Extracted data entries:
+ + + + +

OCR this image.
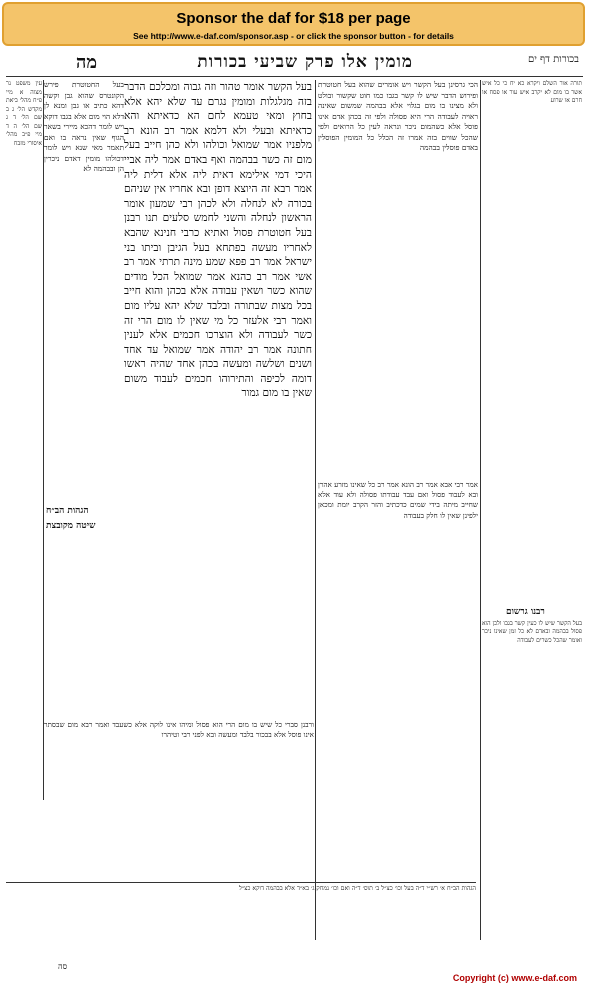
Sponsor the daf for $18 per page
See http://www.e-daf.com/sponsor.asp - or click the sponsor button - for details
בכורות דף ים
מומין אלו פרק שביעי בכורות
מה
עין משפט נר מצוה א מיי פ״ח מהל׳ ביאת מקדש הל׳ ג ב שם הל׳ ד ג שם הל׳ ה ד מיי פ״ב מהל׳ איסורי מזבח
בעל החטוטרת פירש הקונטרס שהוא גבן וקשה דהא כתיב או גבן ומנא לן דלא הוי מום אלא בגבו דוקא ויש לומר דהכא מיירי בשאר הגוף שאין נראה בו ואם תאמר מאי שנא ויש לומר דכולהו מומין דאדם ניכרין הן ובבהמה לא
הגהות הב״ח
שיטה מקובצת
בעל הקשר אומר טהור וזה גבוה ומכלכם הדבר בזה מגלגלות ומומין נגרם עד שלא יהא אלא בחוץ ומאי טעמא לחם הא כדאיתא והא כדאיתא ובעלי ולא דלמא אמר רב הונא רב מלפניו אמר שמואל וכולהו ולא כהן חייב בעל מום זה כשר בבהמה ואף באדם אמר ליה אביי היכי דמי אילימא דאית ליה אלא דלית ליה אמר רבא זה היוצא דופן ובא אחריו אין שניהם בכורה לא לנחלה ולא לכהן רבי שמעון אומר הראשון לנחלה והשני לחמש סלעים תנו רבנן בעל חטוטרת פסול ואתיא כרבי חנינא שהבא לאחריו מעשה בפתחא בעל הגיבן וביתו בני ישראל אמר רב פפא שמע מינה תרתי אמר רב אשי אמר רב כהנא אמר שמואל הכל מודים שהוא כשר ושאין עבודה אלא בכהן והוא חייב בכל מצות שבתורה ובלבד שלא יהא עליו מום ואמר רבי אלעזר כל מי שאין לו מום הרי זה כשר לעבודה ולא הוצרכו חכמים אלא לענין חתונה אמר רב יהודה אמר שמואל עד אחד ושנים ושלשה ומעשה בכהן אחד שהיה ראשו דומה לכיפה והתירוהו חכמים לעבוד משום שאין בו מום גמור
הכי גרסינן בעל הקשר ויש אומרים שהוא בעל חטוטרת ופירוש הדבר שיש לו קשר בגבו כמו חוט שקשור ובולט ולא מצינו בו מום בגלוי אלא בבהמה שמשום שאינה ראויה לעבודה הרי היא פסולה ולפי זה בכהן אדם אינו פוסל אלא כשהמום ניכר ונראה לעין כל הרואים ולפי שהכל שווים בזה אמרו זה הכלל כל המומין הפוסלין באדם פוסלין בבהמה
אמר רבי אבא אמר רב הונא אמר רב כל שאינו מזרע אהרן ובא לעבוד פסול ואם עבד עבודתו פסולה ולא עוד אלא שחייב מיתה בידי שמים כדכתיב והזר הקרב יומת ומכאן ילפינן שאין לו חלק בעבודה
תורה אור השלם ויקרא כא יח כי כל איש אשר בו מום לא יקרב איש עור או פסח או חרם או שרוע
רבנו גרשום
בעל הקשר שיש לו כעין קשר בגבו ולכן הוא פסול בבהמה ובאדם לא כל זמן שאינו ניכר ואומר שהכל כשרים לעבודה
ורבנן סברי כל שיש בו מום הרי הוא פסול ומיהו אינו לוקה אלא כשעבד ואמר רבא מום שבסתר אינו פוסל אלא בבכור בלבד ומעשה ובא לפני רבי וטיהרו
הגהות הב״ח א׳ רש״י ד״ה בעל וכו׳ כצ״ל ב׳ תוס׳ ד״ה ואם וכו׳ נמחק ג׳ בא״ד אלא בבהמה דוקא כצ״ל
סה
Copyright (c) www.e-daf.com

+ + + + +

What to produce
Take the records above and transcribe them exactly, dropping every picture.

Exercise answer
OCR this image.
Sponsor the daf for $18 per page
See http://www.e-daf.com/sponsor.asp - or click the sponsor button - for details
בכורות דף ים
מומין אלו פרק שביעי בכורות
מה
עין משפט נר מצוה א מיי פ״ח מהל׳ ביאת מקדש הל׳ ג ב שם הל׳ ד ג שם הל׳ ה ד מיי פ״ב מהל׳ איסורי מזבח
בעל החטוטרת פירש הקונטרס שהוא גבן וקשה דהא כתיב או גבן ומנא לן דלא הוי מום אלא בגבו דוקא ויש לומר דהכא מיירי בשאר הגוף שאין נראה בו ואם תאמר מאי שנא ויש לומר דכולהו מומין דאדם ניכרין הן ובבהמה לא
הגהות הב״ח
שיטה מקובצת
בעל הקשר אומר טהור וזה גבוה ומכלכם הדבר בזה מגלגלות ומומין נגרם עד שלא יהא אלא בחוץ ומאי טעמא לחם הא כדאיתא והא כדאיתא ובעלי ולא דלמא אמר רב הונא רב מלפניו אמר שמואל וכולהו ולא כהן חייב בעל מום זה כשר בבהמה ואף באדם אמר ליה אביי היכי דמי אילימא דאית ליה אלא דלית ליה אמר רבא זה היוצא דופן ובא אחריו אין שניהם בכורה לא לנחלה ולא לכהן רבי שמעון אומר הראשון לנחלה והשני לחמש סלעים תנו רבנן בעל חטוטרת פסול ואתיא כרבי חנינא שהבא לאחריו מעשה בפתחא בעל הגיבן וביתו בני ישראל אמר רב פפא שמע מינה תרתי אמר רב אשי אמר רב כהנא אמר שמואל הכל מודים שהוא כשר ושאין עבודה אלא בכהן והוא חייב בכל מצות שבתורה ובלבד שלא יהא עליו מום ואמר רבי אלעזר כל מי שאין לו מום הרי זה כשר לעבודה ולא הוצרכו חכמים אלא לענין חתונה אמר רב יהודה אמר שמואל עד אחד ושנים ושלשה ומעשה בכהן אחד שהיה ראשו דומה לכיפה והתירוהו חכמים לעבוד משום שאין בו מום גמור
הכי גרסינן בעל הקשר ויש אומרים שהוא בעל חטוטרת ופירוש הדבר שיש לו קשר בגבו כמו חוט שקשור ובולט ולא מצינו בו מום בגלוי אלא בבהמה שמשום שאינה ראויה לעבודה הרי היא פסולה ולפי זה בכהן אדם אינו פוסל אלא כשהמום ניכר ונראה לעין כל הרואים ולפי שהכל שווים בזה אמרו זה הכלל כל המומין הפוסלין באדם פוסלין בבהמה
אמר רבי אבא אמר רב הונא אמר רב כל שאינו מזרע אהרן ובא לעבוד פסול ואם עבד עבודתו פסולה ולא עוד אלא שחייב מיתה בידי שמים כדכתיב והזר הקרב יומת ומכאן ילפינן שאין לו חלק בעבודה
תורה אור השלם ויקרא כא יח כי כל איש אשר בו מום לא יקרב איש עור או פסח או חרם או שרוע
רבנו גרשום
בעל הקשר שיש לו כעין קשר בגבו ולכן הוא פסול בבהמה ובאדם לא כל זמן שאינו ניכר ואומר שהכל כשרים לעבודה
ורבנן סברי כל שיש בו מום הרי הוא פסול ומיהו אינו לוקה אלא כשעבד ואמר רבא מום שבסתר אינו פוסל אלא בבכור בלבד ומעשה ובא לפני רבי וטיהרו
הגהות הב״ח א׳ רש״י ד״ה בעל וכו׳ כצ״ל ב׳ תוס׳ ד״ה ואם וכו׳ נמחק ג׳ בא״ד אלא בבהמה דוקא כצ״ל
סה
Copyright (c) www.e-daf.com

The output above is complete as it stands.